### EXERCISE GOAL
Copy every line of the listing that holds the string "Айзек".

### INPUT RECORDS
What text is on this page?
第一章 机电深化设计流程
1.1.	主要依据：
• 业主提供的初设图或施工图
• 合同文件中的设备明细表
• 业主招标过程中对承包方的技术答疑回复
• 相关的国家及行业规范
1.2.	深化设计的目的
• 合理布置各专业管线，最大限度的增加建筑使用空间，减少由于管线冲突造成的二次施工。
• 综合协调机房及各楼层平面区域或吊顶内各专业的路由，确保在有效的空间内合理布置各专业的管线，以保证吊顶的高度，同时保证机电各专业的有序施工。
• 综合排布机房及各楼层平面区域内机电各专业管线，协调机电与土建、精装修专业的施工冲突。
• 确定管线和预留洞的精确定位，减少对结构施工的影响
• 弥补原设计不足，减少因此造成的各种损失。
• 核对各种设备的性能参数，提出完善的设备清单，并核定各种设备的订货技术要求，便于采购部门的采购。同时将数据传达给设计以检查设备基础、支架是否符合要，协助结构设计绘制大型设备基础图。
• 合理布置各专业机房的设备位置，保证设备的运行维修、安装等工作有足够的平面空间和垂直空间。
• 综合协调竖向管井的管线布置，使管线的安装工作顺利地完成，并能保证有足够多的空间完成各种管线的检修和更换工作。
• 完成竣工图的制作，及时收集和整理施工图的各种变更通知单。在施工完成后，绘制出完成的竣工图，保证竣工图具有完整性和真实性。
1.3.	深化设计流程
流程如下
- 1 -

--

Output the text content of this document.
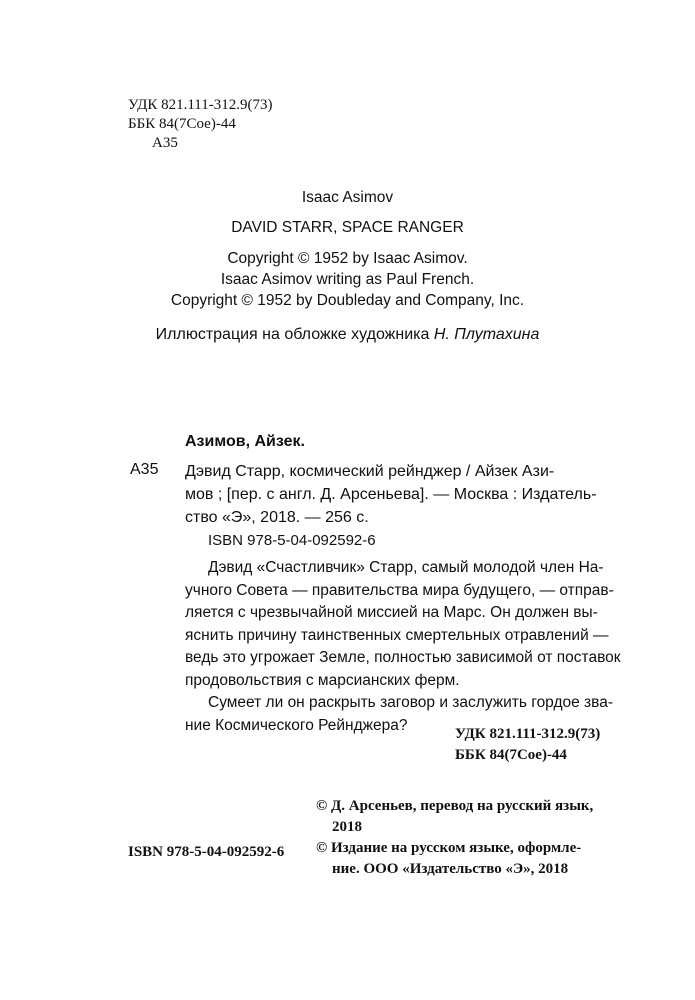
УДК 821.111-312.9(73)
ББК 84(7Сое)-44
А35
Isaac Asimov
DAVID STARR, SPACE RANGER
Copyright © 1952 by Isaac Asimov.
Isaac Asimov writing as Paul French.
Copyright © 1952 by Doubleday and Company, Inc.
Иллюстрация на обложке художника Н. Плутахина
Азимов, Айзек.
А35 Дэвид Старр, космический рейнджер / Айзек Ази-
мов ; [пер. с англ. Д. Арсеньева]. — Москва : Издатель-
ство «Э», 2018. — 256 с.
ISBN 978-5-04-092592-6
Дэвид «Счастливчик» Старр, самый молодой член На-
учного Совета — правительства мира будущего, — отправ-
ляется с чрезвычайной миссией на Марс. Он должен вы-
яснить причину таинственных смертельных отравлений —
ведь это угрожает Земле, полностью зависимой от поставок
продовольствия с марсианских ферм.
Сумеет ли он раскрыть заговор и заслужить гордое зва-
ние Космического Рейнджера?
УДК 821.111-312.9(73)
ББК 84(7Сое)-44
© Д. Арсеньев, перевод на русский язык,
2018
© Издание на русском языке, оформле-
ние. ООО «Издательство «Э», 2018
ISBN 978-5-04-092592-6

### SOLUTION
Азимов, Айзек.
А35 Дэвид Старр, космический рейнджер / Айзек Ази-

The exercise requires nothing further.